(INSTRUCTIONS FOR THE TASK) Drop every picture, then transcribe the remaining data exactly.
--- Start RECORDS SUPPLIED ---
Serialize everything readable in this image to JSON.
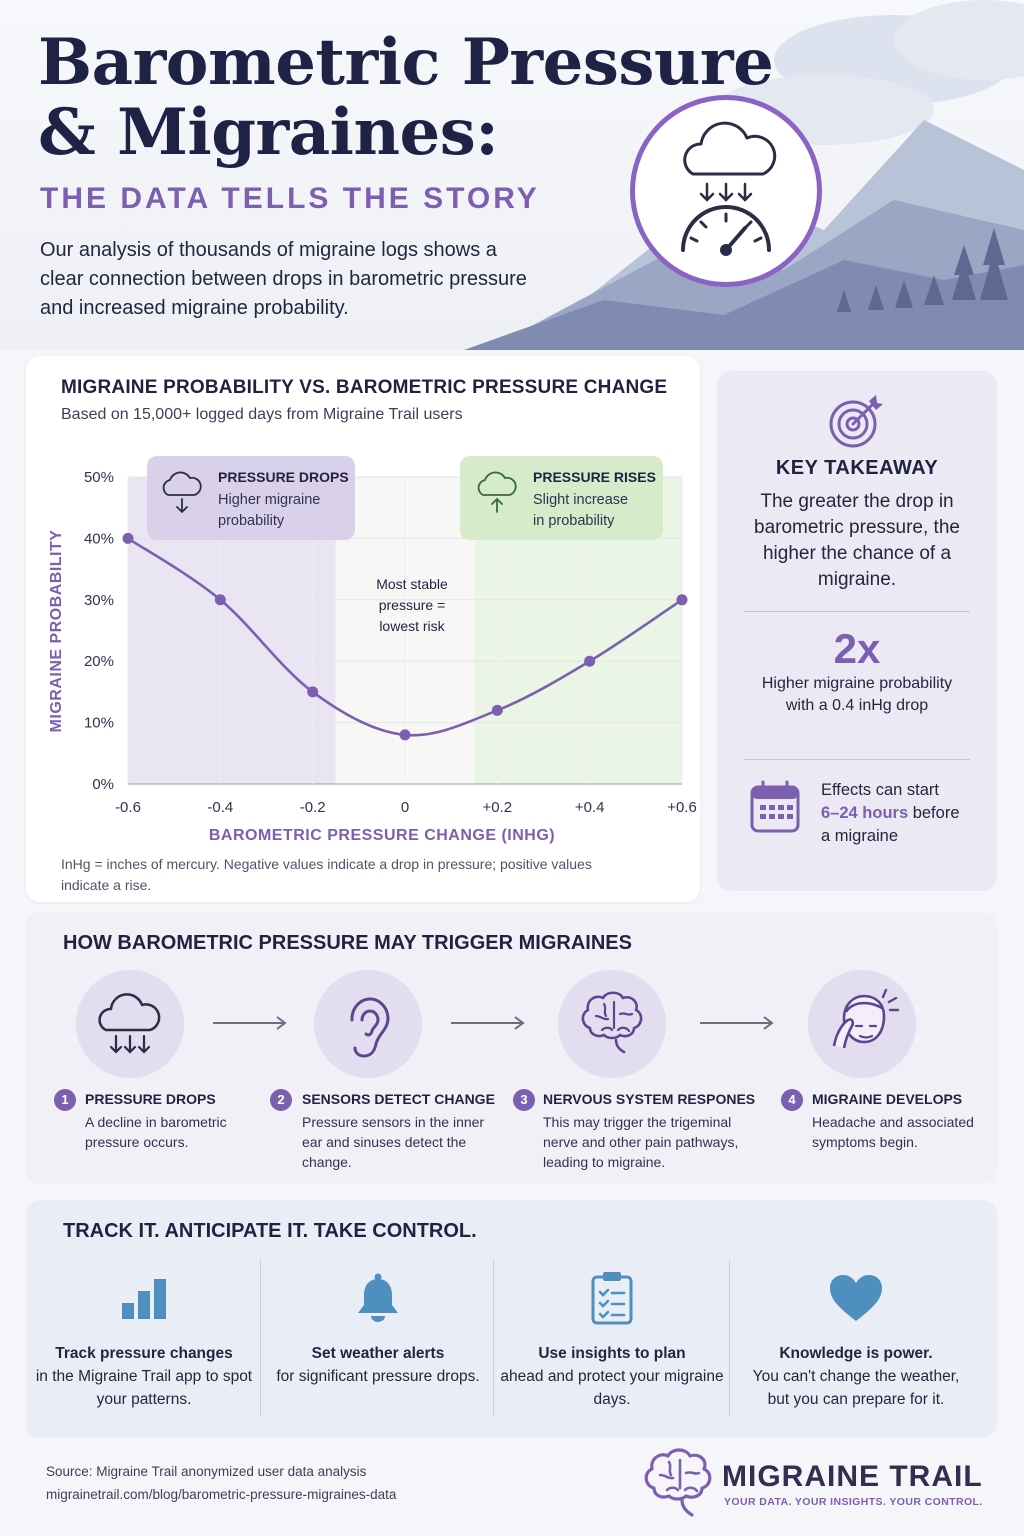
{
  "hero": {
    "title_line1": "Barometric Pressure",
    "title_line2": "& Migraines:",
    "subtitle": "THE DATA TELLS THE STORY",
    "intro": "Our analysis of thousands of migraine logs shows a clear connection between drops in barometric pressure and increased migraine probability."
  },
  "chart_card": {
    "footnote": "InHg = inches of mercury. Negative values indicate a drop in pressure; positive values indicate a rise."
  },
  "chart_data": {
    "type": "line",
    "title": "MIGRAINE PROBABILITY VS. BAROMETRIC PRESSURE CHANGE",
    "subtitle": "Based on 15,000+ logged days from Migraine Trail users",
    "xlabel": "BAROMETRIC PRESSURE CHANGE (INHG)",
    "ylabel": "MIGRAINE PROBABILITY",
    "x": [
      -0.6,
      -0.4,
      -0.2,
      0,
      0.2,
      0.4,
      0.6
    ],
    "x_ticks": [
      "-0.6",
      "-0.4",
      "-0.2",
      "0",
      "+0.2",
      "+0.4",
      "+0.6"
    ],
    "y_ticks": [
      "0%",
      "10%",
      "20%",
      "30%",
      "40%",
      "50%"
    ],
    "xlim": [
      -0.6,
      0.6
    ],
    "ylim": [
      0,
      50
    ],
    "series": [
      {
        "points": [
          {
            "x": -0.6,
            "y": 40
          },
          {
            "x": -0.4,
            "y": 30
          },
          {
            "x": -0.2,
            "y": 15
          },
          {
            "x": 0.0,
            "y": 8
          },
          {
            "x": 0.2,
            "y": 12
          },
          {
            "x": 0.4,
            "y": 20
          },
          {
            "x": 0.6,
            "y": 30
          }
        ]
      }
    ],
    "regions": [
      {
        "from": -0.6,
        "to": -0.15,
        "color": "#e6e0f1"
      },
      {
        "from": 0.15,
        "to": 0.6,
        "color": "#e8f3e0"
      }
    ],
    "line_color": "#7c5fae",
    "annotations": {
      "drops_head": "PRESSURE DROPS",
      "drops_line1": "Higher migraine",
      "drops_line2": "probability",
      "rises_head": "PRESSURE RISES",
      "rises_line1": "Slight increase",
      "rises_line2": "in probability",
      "stable_line1": "Most stable",
      "stable_line2": "pressure =",
      "stable_line3": "lowest risk"
    }
  },
  "takeaway": {
    "heading": "KEY TAKEAWAY",
    "text": "The greater the drop in barometric pressure, the higher the chance of a migraine.",
    "big_stat": "2x",
    "stat_text": "Higher migraine probability with a 0.4 inHg drop",
    "effect_pre": "Effects can start",
    "effect_highlight": "6–24 hours",
    "effect_mid": " before",
    "effect_post": "a migraine"
  },
  "how": {
    "title": "HOW BAROMETRIC PRESSURE MAY TRIGGER MIGRAINES",
    "steps": [
      {
        "num": "1",
        "head": "PRESSURE DROPS",
        "desc": "A decline in barometric pressure occurs.",
        "icon": "cloud-pressure-drop-icon"
      },
      {
        "num": "2",
        "head": "SENSORS DETECT CHANGE",
        "desc": "Pressure sensors in the inner ear and sinuses detect the change.",
        "icon": "ear-icon"
      },
      {
        "num": "3",
        "head": "NERVOUS SYSTEM RESPONES",
        "desc": "This may trigger the trigeminal nerve and other pain pathways, leading to migraine.",
        "icon": "brain-icon"
      },
      {
        "num": "4",
        "head": "MIGRAINE DEVELOPS",
        "desc": "Headache and associated symptoms begin.",
        "icon": "headache-face-icon"
      }
    ]
  },
  "track": {
    "title": "TRACK IT. ANTICIPATE IT. TAKE CONTROL.",
    "cols": [
      {
        "bold": "Track pressure changes",
        "rest": "in the Migraine Trail app to spot your patterns.",
        "icon": "bar-chart-icon"
      },
      {
        "bold": "Set weather alerts",
        "rest": "for significant pressure drops.",
        "icon": "bell-icon"
      },
      {
        "bold": "Use insights to plan",
        "rest": "ahead and protect your migraine days.",
        "icon": "clipboard-checklist-icon"
      },
      {
        "bold": "Knowledge is power.",
        "rest": "You can't change the weather, but you can prepare for it.",
        "icon": "heart-icon"
      }
    ]
  },
  "footer": {
    "source": "Source: Migraine Trail anonymized user data analysis",
    "url": "migrainetrail.com/blog/barometric-pressure-migraines-data",
    "brand": "MIGRAINE TRAIL",
    "tagline": "YOUR DATA. YOUR INSIGHTS. YOUR CONTROL."
  }
}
--- End RECORDS SUPPLIED ---
(RESULT OF THIS EXERCISE)
Serialize everything readable in this image to JSON.
{
  "hero": {
    "title_line1": "Barometric Pressure",
    "title_line2": "& Migraines:",
    "subtitle": "THE DATA TELLS THE STORY",
    "intro": "Our analysis of thousands of migraine logs shows a clear connection between drops in barometric pressure and increased migraine probability."
  },
  "chart_card": {
    "footnote": "InHg = inches of mercury. Negative values indicate a drop in pressure; positive values indicate a rise."
  },
  "chart_data": {
    "type": "line",
    "title": "MIGRAINE PROBABILITY VS. BAROMETRIC PRESSURE CHANGE",
    "subtitle": "Based on 15,000+ logged days from Migraine Trail users",
    "xlabel": "BAROMETRIC PRESSURE CHANGE (INHG)",
    "ylabel": "MIGRAINE PROBABILITY",
    "x": [
      -0.6,
      -0.4,
      -0.2,
      0,
      0.2,
      0.4,
      0.6
    ],
    "x_ticks": [
      "-0.6",
      "-0.4",
      "-0.2",
      "0",
      "+0.2",
      "+0.4",
      "+0.6"
    ],
    "y_ticks": [
      "0%",
      "10%",
      "20%",
      "30%",
      "40%",
      "50%"
    ],
    "xlim": [
      -0.6,
      0.6
    ],
    "ylim": [
      0,
      50
    ],
    "series": [
      {
        "points": [
          {
            "x": -0.6,
            "y": 40
          },
          {
            "x": -0.4,
            "y": 30
          },
          {
            "x": -0.2,
            "y": 15
          },
          {
            "x": 0.0,
            "y": 8
          },
          {
            "x": 0.2,
            "y": 12
          },
          {
            "x": 0.4,
            "y": 20
          },
          {
            "x": 0.6,
            "y": 30
          }
        ]
      }
    ],
    "regions": [
      {
        "from": -0.6,
        "to": -0.15,
        "color": "#e6e0f1"
      },
      {
        "from": 0.15,
        "to": 0.6,
        "color": "#e8f3e0"
      }
    ],
    "line_color": "#7c5fae",
    "annotations": {
      "drops_head": "PRESSURE DROPS",
      "drops_line1": "Higher migraine",
      "drops_line2": "probability",
      "rises_head": "PRESSURE RISES",
      "rises_line1": "Slight increase",
      "rises_line2": "in probability",
      "stable_line1": "Most stable",
      "stable_line2": "pressure =",
      "stable_line3": "lowest risk"
    }
  },
  "takeaway": {
    "heading": "KEY TAKEAWAY",
    "text": "The greater the drop in barometric pressure, the higher the chance of a migraine.",
    "big_stat": "2x",
    "stat_text": "Higher migraine probability with a 0.4 inHg drop",
    "effect_pre": "Effects can start",
    "effect_highlight": "6–24 hours",
    "effect_mid": " before",
    "effect_post": "a migraine"
  },
  "how": {
    "title": "HOW BAROMETRIC PRESSURE MAY TRIGGER MIGRAINES",
    "steps": [
      {
        "num": "1",
        "head": "PRESSURE DROPS",
        "desc": "A decline in barometric pressure occurs.",
        "icon": "cloud-pressure-drop-icon"
      },
      {
        "num": "2",
        "head": "SENSORS DETECT CHANGE",
        "desc": "Pressure sensors in the inner ear and sinuses detect the change.",
        "icon": "ear-icon"
      },
      {
        "num": "3",
        "head": "NERVOUS SYSTEM RESPONES",
        "desc": "This may trigger the trigeminal nerve and other pain pathways, leading to migraine.",
        "icon": "brain-icon"
      },
      {
        "num": "4",
        "head": "MIGRAINE DEVELOPS",
        "desc": "Headache and associated symptoms begin.",
        "icon": "headache-face-icon"
      }
    ]
  },
  "track": {
    "title": "TRACK IT. ANTICIPATE IT. TAKE CONTROL.",
    "cols": [
      {
        "bold": "Track pressure changes",
        "rest": "in the Migraine Trail app to spot your patterns.",
        "icon": "bar-chart-icon"
      },
      {
        "bold": "Set weather alerts",
        "rest": "for significant pressure drops.",
        "icon": "bell-icon"
      },
      {
        "bold": "Use insights to plan",
        "rest": "ahead and protect your migraine days.",
        "icon": "clipboard-checklist-icon"
      },
      {
        "bold": "Knowledge is power.",
        "rest": "You can't change the weather, but you can prepare for it.",
        "icon": "heart-icon"
      }
    ]
  },
  "footer": {
    "source": "Source: Migraine Trail anonymized user data analysis",
    "url": "migrainetrail.com/blog/barometric-pressure-migraines-data",
    "brand": "MIGRAINE TRAIL",
    "tagline": "YOUR DATA. YOUR INSIGHTS. YOUR CONTROL."
  }
}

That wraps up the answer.